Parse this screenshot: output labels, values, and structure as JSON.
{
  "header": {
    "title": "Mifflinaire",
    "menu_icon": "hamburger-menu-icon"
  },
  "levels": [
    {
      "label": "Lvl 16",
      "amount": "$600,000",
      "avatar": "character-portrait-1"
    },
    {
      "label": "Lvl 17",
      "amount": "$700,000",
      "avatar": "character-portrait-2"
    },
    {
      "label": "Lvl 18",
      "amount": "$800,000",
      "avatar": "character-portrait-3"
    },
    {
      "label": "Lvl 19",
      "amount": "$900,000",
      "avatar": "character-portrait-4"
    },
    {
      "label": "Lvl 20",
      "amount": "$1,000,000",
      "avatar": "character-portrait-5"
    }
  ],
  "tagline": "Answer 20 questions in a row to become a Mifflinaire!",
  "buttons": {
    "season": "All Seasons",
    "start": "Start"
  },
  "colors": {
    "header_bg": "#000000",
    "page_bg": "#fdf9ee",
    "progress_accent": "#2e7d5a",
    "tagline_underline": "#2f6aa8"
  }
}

______

_WHAT TO DO:_ Your task is to transcribe the listing above in full, exactly as given.

_RESPONSE TO THIS TASK:_
Parse this screenshot: output labels, values, and structure as JSON.
{
  "header": {
    "title": "Mifflinaire",
    "menu_icon": "hamburger-menu-icon"
  },
  "levels": [
    {
      "label": "Lvl 16",
      "amount": "$600,000",
      "avatar": "character-portrait-1"
    },
    {
      "label": "Lvl 17",
      "amount": "$700,000",
      "avatar": "character-portrait-2"
    },
    {
      "label": "Lvl 18",
      "amount": "$800,000",
      "avatar": "character-portrait-3"
    },
    {
      "label": "Lvl 19",
      "amount": "$900,000",
      "avatar": "character-portrait-4"
    },
    {
      "label": "Lvl 20",
      "amount": "$1,000,000",
      "avatar": "character-portrait-5"
    }
  ],
  "tagline": "Answer 20 questions in a row to become a Mifflinaire!",
  "buttons": {
    "season": "All Seasons",
    "start": "Start"
  },
  "colors": {
    "header_bg": "#000000",
    "page_bg": "#fdf9ee",
    "progress_accent": "#2e7d5a",
    "tagline_underline": "#2f6aa8"
  }
}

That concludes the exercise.